*Source passage*
»»
1. A method for analyzing a target system, comprising:
obtaining a plurality of characteristics from the target system using a characteristics extractor, wherein the plurality of characteristics is defined in a characteristics model and each of the plurality of characteristics is associated with one of a plurality of artifacts defined in the characteristics model;
storing each of the plurality of characteristics in a characteristics store; and
analyzing the target system by issuing a query to the characteristics store to obtain an analysis result, wherein the query is used to determine the presence of a first pattern in the target system.
2. The method of claim 1, further comprising:
obtaining the characteristics model;
generating the characteristics extractor associated with the characteristics model; and
generating a characteristics store application programming interface (API) associated with the characteristics model, wherein the characteristics extractor uses the characteristics store to store each of the plurality of characteristics in the characteristics store.
3. The method of claim 1, wherein the query comprises a plurality of simple queries and a compound query, wherein the compound query is used to determine the presence of a relationship between results of at least two of the plurality of simple queries.
4. The method of claim 3, wherein each of the plurality of simple queries are used to determine the presence of an artifact with a specific characteristic in the characteristics store.
5. The method of claim 1, wherein the query comprises a plurality of simple queries, a plurality of compound queries and at least one nested query, wherein each of the plurality of compound queries is used to determine the presence of a relationship between results of at least two of the plurality of simple queries, and wherein the at least one nested query is used to determine the presence of a relationship between results of at least two of the plurality of compound queries.
6. The method of claim 1, wherein the query comprises a plurality of simple queries, a plurality of compound queries and at least one nested query, wherein each of the plurality of compound queries is used to determine the presence of a relationship between results of at least two of the plurality of simple queries, and wherein the nested query is used to determine the presence of a relationship between a result of at least one of the plurality of compound queries and a result of at least one of the plurality of simple queries.
7. The method of claim 1, wherein the query is defined using a pattern query language.
8. The method of claim 7, wherein the pattern query language uses a plurality of simple queries and a compound query to define the query.
9. The method of claim 8, wherein the compound query is used to determine the presence of a second pattern in the characteristics store, wherein the second pattern is part of the first pattern.
««
*Source material*
»»
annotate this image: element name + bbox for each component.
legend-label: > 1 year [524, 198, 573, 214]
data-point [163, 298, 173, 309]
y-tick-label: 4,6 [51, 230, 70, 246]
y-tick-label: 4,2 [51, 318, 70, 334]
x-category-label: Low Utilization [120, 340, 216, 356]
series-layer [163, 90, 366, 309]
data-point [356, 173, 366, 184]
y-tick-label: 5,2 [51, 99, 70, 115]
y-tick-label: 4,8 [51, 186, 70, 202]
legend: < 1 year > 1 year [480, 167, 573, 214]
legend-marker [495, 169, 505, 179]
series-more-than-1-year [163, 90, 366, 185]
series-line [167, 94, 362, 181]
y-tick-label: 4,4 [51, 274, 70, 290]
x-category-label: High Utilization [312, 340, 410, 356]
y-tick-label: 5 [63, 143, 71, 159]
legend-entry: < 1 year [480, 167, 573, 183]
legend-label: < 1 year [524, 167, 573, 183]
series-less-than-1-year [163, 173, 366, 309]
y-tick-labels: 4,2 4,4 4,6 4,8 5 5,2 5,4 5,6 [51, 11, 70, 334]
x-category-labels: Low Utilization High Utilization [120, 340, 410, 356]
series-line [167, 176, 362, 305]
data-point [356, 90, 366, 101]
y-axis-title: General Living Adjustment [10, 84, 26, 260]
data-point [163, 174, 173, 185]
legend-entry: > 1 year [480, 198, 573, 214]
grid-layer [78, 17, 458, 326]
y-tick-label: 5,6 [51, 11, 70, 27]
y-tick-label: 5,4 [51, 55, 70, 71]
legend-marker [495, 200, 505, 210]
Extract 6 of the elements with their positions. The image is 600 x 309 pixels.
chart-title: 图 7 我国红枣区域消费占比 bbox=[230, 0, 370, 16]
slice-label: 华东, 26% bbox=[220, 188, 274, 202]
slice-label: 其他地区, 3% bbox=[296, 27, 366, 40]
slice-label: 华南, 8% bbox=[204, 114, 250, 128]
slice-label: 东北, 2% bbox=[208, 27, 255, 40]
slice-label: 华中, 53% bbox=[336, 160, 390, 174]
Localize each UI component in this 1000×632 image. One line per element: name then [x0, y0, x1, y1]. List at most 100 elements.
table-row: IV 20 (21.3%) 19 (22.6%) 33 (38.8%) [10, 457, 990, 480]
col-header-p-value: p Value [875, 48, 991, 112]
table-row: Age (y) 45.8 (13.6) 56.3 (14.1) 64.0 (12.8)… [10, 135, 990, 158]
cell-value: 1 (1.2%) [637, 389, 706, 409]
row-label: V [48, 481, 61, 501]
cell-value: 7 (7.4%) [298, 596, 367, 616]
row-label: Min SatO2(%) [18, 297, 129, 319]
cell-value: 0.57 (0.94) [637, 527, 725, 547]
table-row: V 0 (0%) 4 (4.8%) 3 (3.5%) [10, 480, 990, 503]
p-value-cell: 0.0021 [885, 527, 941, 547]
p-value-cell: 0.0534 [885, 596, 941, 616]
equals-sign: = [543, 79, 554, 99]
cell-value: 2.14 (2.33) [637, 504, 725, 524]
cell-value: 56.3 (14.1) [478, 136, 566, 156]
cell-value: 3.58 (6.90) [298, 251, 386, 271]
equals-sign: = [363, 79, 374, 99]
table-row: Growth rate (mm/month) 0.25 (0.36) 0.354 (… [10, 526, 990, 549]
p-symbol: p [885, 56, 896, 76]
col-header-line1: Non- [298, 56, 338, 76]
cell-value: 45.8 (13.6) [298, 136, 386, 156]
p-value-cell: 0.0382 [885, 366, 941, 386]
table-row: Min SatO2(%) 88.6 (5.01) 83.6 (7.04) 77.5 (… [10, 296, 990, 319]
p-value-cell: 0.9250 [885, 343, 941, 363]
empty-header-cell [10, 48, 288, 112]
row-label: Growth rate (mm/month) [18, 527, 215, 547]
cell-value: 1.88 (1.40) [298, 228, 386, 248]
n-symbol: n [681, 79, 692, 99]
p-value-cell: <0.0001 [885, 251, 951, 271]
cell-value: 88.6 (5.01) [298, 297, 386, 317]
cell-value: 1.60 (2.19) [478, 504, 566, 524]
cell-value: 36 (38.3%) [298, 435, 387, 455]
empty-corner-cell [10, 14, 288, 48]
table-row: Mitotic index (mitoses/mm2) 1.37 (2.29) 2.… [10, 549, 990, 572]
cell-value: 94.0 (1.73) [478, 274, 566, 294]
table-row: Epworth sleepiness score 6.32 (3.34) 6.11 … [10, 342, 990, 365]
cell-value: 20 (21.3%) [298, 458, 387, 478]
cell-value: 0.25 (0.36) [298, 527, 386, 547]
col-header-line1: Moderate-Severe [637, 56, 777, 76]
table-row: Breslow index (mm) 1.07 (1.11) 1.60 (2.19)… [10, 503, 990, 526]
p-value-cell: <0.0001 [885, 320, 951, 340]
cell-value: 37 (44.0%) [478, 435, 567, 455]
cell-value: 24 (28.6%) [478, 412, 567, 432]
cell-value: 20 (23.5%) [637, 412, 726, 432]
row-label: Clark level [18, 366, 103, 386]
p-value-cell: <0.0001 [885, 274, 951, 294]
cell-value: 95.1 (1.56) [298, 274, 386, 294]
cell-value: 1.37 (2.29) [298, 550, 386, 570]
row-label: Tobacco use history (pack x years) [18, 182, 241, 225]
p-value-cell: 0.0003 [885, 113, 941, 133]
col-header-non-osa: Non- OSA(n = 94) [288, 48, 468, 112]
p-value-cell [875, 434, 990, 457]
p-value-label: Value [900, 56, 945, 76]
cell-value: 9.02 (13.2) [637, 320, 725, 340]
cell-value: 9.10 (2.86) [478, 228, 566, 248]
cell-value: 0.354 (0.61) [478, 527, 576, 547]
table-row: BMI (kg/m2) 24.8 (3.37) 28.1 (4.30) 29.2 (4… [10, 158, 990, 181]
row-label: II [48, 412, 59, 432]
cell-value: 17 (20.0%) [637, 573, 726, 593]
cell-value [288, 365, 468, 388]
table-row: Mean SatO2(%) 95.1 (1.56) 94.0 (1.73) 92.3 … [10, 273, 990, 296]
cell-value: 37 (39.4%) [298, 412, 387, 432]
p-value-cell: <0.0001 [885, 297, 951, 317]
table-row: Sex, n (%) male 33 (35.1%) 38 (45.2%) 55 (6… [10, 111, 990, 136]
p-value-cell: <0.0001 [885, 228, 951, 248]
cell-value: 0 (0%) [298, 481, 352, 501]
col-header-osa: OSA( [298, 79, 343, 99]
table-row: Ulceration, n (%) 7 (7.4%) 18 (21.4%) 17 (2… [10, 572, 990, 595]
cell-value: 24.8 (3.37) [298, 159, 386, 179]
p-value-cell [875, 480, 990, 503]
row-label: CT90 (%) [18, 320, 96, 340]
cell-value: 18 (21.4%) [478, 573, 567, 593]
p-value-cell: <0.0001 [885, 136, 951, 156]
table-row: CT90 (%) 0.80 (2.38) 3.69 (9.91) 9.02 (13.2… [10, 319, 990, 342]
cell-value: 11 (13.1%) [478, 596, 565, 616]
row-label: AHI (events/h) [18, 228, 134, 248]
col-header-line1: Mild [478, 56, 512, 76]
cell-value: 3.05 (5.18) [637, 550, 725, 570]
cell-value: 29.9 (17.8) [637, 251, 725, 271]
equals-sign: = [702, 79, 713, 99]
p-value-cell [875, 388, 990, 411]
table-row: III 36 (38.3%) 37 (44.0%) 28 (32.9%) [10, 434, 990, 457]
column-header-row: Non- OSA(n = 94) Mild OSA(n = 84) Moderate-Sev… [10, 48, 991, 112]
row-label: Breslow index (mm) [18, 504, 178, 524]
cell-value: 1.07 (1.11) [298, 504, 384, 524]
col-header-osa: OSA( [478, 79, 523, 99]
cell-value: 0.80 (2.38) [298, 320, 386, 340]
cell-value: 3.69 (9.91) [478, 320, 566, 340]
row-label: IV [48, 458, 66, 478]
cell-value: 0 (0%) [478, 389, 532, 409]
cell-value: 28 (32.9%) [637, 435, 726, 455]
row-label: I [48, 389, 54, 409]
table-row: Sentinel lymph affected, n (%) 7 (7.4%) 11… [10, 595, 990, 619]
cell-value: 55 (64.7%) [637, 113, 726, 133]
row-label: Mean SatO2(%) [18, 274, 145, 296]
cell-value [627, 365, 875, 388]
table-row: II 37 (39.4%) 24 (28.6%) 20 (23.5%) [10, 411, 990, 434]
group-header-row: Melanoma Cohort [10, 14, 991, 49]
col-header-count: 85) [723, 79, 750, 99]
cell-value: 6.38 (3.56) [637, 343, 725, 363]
««
*Exercise 1*
From the patent claims, copy the passage that begins at the words "2. The method" and stops after the words "characteristics in the characteristics store.".
*Exercise 2*
List every claim in the patent claims that refers directly back to claim 1.

*Response area 1*
2. The method of claim 1, further comprising:
obtaining the characteristics model;
generating the characteristics extractor associated with the characteristics model; and
generating a characteristics store application programming interface (API) associated with the characteristics model, wherein the characteristics extractor uses the characteristics store to store each of the plurality of characteristics in the characteristics store.

*Response area 2*
Claim 2
Claim 3
Claim 5
Claim 6
Claim 7